Request
Go through each line of the records below and count those with the word "sales"; give only the total.

Information supplied

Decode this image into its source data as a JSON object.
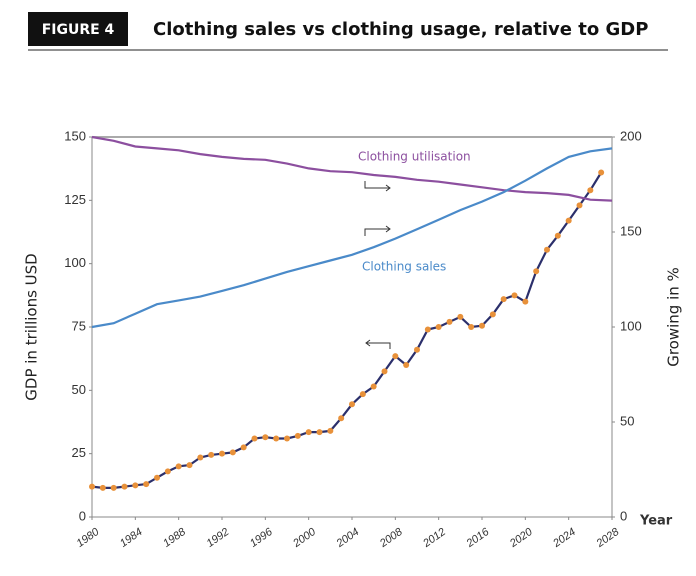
{
  "chart_data": {
    "type": "line",
    "label": "FIGURE 4",
    "title": "Clothing sales vs clothing usage, relative to GDP",
    "xlabel": "Year",
    "ylabel": "GDP in trillions USD",
    "y2label": "Growing in %",
    "xlim": [
      1980,
      2028
    ],
    "xticks": [
      1980,
      1984,
      1988,
      1992,
      1996,
      2000,
      2004,
      2008,
      2012,
      2016,
      2020,
      2024,
      2028
    ],
    "ylim": [
      0,
      150
    ],
    "yticks": [
      0,
      25,
      50,
      75,
      100,
      125,
      150
    ],
    "y2lim": [
      0,
      200
    ],
    "y2ticks": [
      0,
      50,
      100,
      150,
      200
    ],
    "series": [
      {
        "color": "#2b2f6b",
        "marker_color": "#e8913a",
        "x": [
          1980,
          1981,
          1982,
          1983,
          1984,
          1985,
          1986,
          1987,
          1988,
          1989,
          1990,
          1991,
          1992,
          1993,
          1994,
          1995,
          1996,
          1997,
          1998,
          1999,
          2000,
          2001,
          2002,
          2003,
          2004,
          2005,
          2006,
          2007,
          2008,
          2009,
          2010,
          2011,
          2012,
          2013,
          2014,
          2015,
          2016,
          2017,
          2018,
          2019,
          2020,
          2021,
          2022,
          2023,
          2024,
          2025,
          2026,
          2027
        ],
        "values": [
          12,
          11.5,
          11.5,
          12,
          12.5,
          13,
          15.5,
          18,
          20,
          20.5,
          23.5,
          24.5,
          25,
          25.5,
          27.5,
          31,
          31.5,
          31,
          31,
          32,
          33.5,
          33.5,
          34,
          39,
          44.5,
          48.5,
          51.5,
          57.5,
          63.5,
          60,
          66,
          74,
          75,
          77,
          79,
          75,
          75.5,
          80,
          86,
          87.5,
          85,
          97,
          105.5,
          111,
          117,
          123,
          129,
          136
        ]
      },
      {
        "name": "Clothing utilisation",
        "color": "#8c4f9f",
        "axis": "y2",
        "x": [
          1980,
          1982,
          1984,
          1986,
          1988,
          1990,
          1992,
          1994,
          1996,
          1998,
          2000,
          2002,
          2004,
          2006,
          2008,
          2010,
          2012,
          2014,
          2016,
          2018,
          2020,
          2022,
          2024,
          2026,
          2028
        ],
        "values": [
          200,
          198,
          195,
          194,
          193,
          191,
          189.5,
          188.5,
          188,
          186,
          183.5,
          182,
          181.5,
          180,
          179,
          177.5,
          176.5,
          175,
          173.5,
          172,
          171,
          170.5,
          169.5,
          167,
          166.5
        ]
      },
      {
        "name": "Clothing sales",
        "color": "#4a8ac9",
        "axis": "y2",
        "x": [
          1980,
          1982,
          1984,
          1986,
          1988,
          1990,
          1992,
          1994,
          1996,
          1998,
          2000,
          2002,
          2004,
          2006,
          2008,
          2010,
          2012,
          2014,
          2016,
          2018,
          2020,
          2022,
          2024,
          2026,
          2028
        ],
        "values": [
          100,
          102,
          107,
          112,
          114,
          116,
          119,
          122,
          125.5,
          129,
          132,
          135,
          138,
          142,
          146.5,
          151.5,
          156.5,
          161.5,
          166,
          171,
          177,
          183.5,
          189.5,
          192.5,
          194
        ]
      }
    ]
  }
}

Complete answer
2